Aaron Kassover said...

Definitely true. We've been noticing a similar trend of replacing 'trust' in our leaders with 'accountability'. I mentioned it briefly in a post called "The Softer Side of Leadership" in our blog, Leader's Notebook.

4:38 PM  
Aaron Kassover said...

Definitely true. We've been noticing a similar trend of replacing 'trust' in our leaders with 'accountability'. I mentioned it briefly in a post called "The Softer Side of Leadership" in our blog, Leader's Notebook.

4:38 PM  
Charles H. Green said...

YOu touch on two points that are more and more evident in management tomes--the justification of actions solely by reference to one's own benefit, and the behaviorist obsession for measurement. As you imply, they do often go together.

I think a lot of this tendency has come from recent trends in business academia. The emphasis on competitive strategy has defined the business world as a zero-sum game--winning or losing. Worse yet, it's often winning or losing vis a vis one's own suppliers or customers (see, for example, the US auto industry's sorry history of beating up its supplier chain).

In addition, the emphasis on quantification has led theoreticians to seek one ultimate "dependent variable," for which all equations can be solved. Natch, that ends up being profit (or its more sophisticated brethren, return on capital or return on shareholder equity).

The academicization of business has led to a plethora of PhD candidates trying to turn business into an exercise in obscure research using linear programming techniques. The epitome of that is the phrase, "you can't manage it if you can't measure it."

# Spatial layout entries
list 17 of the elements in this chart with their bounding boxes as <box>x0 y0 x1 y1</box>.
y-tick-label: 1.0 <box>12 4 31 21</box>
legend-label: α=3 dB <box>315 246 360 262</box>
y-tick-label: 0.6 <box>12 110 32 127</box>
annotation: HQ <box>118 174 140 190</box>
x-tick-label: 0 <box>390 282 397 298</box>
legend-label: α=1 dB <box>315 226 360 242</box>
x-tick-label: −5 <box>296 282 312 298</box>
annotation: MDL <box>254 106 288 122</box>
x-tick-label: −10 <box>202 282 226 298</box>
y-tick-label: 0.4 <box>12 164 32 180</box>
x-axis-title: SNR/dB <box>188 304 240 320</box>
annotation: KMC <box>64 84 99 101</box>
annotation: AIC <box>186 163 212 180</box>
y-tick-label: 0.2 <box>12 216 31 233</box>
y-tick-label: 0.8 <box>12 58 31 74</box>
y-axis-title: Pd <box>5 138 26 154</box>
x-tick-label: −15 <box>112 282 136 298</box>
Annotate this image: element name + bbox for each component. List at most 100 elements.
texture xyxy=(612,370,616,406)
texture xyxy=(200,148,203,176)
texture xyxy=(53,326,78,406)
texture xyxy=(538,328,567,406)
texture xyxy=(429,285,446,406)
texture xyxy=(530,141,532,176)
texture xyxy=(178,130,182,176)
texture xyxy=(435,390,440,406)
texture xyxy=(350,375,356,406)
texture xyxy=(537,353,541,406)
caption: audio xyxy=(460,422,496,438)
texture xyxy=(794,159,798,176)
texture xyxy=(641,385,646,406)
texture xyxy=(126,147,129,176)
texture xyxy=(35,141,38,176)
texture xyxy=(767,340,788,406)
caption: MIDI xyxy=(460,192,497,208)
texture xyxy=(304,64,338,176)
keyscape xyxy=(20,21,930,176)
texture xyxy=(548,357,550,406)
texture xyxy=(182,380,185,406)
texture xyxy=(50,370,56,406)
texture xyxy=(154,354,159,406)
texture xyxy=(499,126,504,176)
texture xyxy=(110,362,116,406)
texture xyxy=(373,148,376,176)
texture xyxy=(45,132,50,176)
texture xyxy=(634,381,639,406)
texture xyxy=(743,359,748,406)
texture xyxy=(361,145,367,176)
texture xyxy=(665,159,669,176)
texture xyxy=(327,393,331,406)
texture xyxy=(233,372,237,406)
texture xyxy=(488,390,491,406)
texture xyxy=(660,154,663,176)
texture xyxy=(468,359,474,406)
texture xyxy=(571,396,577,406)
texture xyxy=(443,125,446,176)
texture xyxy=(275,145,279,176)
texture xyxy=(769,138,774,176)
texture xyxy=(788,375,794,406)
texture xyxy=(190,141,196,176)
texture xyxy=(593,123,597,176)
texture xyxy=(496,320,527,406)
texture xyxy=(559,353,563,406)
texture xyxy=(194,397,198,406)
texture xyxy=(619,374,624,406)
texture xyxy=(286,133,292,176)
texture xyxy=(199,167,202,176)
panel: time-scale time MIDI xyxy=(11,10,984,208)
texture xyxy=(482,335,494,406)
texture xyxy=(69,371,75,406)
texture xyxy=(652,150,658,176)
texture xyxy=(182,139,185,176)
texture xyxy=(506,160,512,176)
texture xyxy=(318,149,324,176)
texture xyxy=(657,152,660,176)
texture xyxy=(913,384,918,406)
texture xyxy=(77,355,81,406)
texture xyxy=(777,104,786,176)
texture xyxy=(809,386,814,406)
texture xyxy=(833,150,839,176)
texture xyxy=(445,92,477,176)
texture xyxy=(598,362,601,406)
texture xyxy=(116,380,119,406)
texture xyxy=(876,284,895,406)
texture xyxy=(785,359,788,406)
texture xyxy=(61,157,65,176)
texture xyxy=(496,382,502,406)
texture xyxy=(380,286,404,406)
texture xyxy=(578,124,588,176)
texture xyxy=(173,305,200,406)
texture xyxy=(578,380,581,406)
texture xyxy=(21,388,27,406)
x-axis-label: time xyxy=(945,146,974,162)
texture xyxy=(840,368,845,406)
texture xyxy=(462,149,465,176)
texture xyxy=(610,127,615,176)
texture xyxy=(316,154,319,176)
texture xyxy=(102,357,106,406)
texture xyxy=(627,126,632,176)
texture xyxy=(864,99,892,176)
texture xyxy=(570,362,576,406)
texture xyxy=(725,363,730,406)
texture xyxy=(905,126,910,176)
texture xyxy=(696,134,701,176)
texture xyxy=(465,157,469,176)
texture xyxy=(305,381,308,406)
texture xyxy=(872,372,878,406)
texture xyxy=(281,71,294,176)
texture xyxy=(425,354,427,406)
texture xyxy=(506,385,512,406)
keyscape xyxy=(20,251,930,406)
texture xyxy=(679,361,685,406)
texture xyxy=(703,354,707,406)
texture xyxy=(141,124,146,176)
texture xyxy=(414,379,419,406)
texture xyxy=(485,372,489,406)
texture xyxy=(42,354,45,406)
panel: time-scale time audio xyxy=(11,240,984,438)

# INSTRUCTIONS FOR THE TASK
Retype the stretch of the comment thread from "YOu touch on" through "often go together.". The lines are separate material from the comment thread.

# SOLUTION TO THIS PROBLEM
YOu touch on two points that are more and more evident in management tomes--the justification of actions solely by reference to one's own benefit, and the behaviorist obsession for measurement. As you imply, they do often go together.